-- Problem details --
Keep the pictures out and restate every record exactly.

Recorded data:
-- begin --
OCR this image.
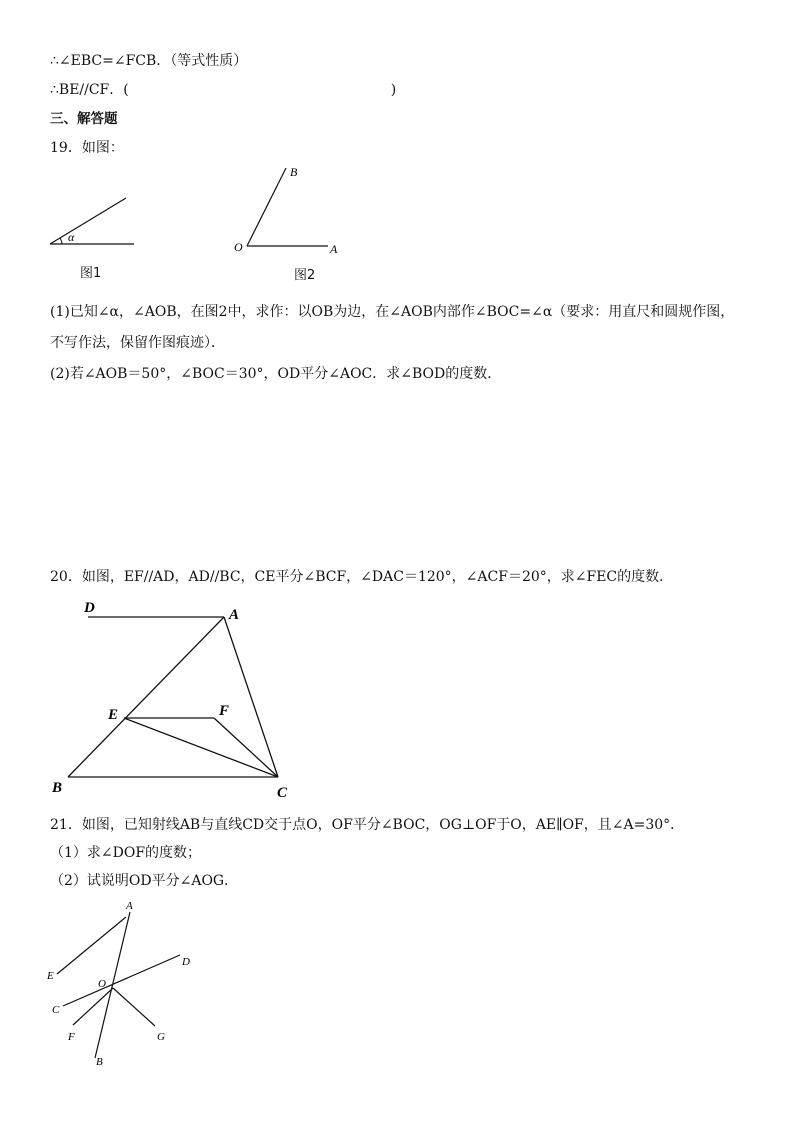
∴∠EBC=∠FCB．（等式性质）
∴BE//CF．(	)
三、解答题
19．如图：
α
图1
O	A
B
图2
(1)已知∠α，∠AOB，在图2中，求作：以OB为边，在∠AOB内部作∠BOC=∠α（要求：用直尺和圆规作图，
不写作法，保留作图痕迹）．
(2)若∠AOB＝50°，∠BOC＝30°，OD平分∠AOC．求∠BOD的度数．
20．如图，EF//AD，AD//BC，CE平分∠BCF，∠DAC＝120°，∠ACF＝20°，求∠FEC的度数．
D	A
E	F
B	C
21．如图，已知射线AB与直线CD交于点O，OF平分∠BOC，OG⊥OF于O，AE∥OF，且∠A=30°．
（1）求∠DOF的度数；
（2）试说明OD平分∠AOG．
A
E
D
O
C
F	G
B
-- end --
-- Answer --
OCR this image.
∴∠EBC=∠FCB．（等式性质）
∴BE//CF．(	)
三、解答题
19．如图：
α
图1
O	A
B
图2
(1)已知∠α，∠AOB，在图2中，求作：以OB为边，在∠AOB内部作∠BOC=∠α（要求：用直尺和圆规作图，
不写作法，保留作图痕迹）．
(2)若∠AOB＝50°，∠BOC＝30°，OD平分∠AOC．求∠BOD的度数．
20．如图，EF//AD，AD//BC，CE平分∠BCF，∠DAC＝120°，∠ACF＝20°，求∠FEC的度数．
D	A
E	F
B	C
21．如图，已知射线AB与直线CD交于点O，OF平分∠BOC，OG⊥OF于O，AE∥OF，且∠A=30°．
（1）求∠DOF的度数；
（2）试说明OD平分∠AOG．
A
E
D
O
C
F	G
B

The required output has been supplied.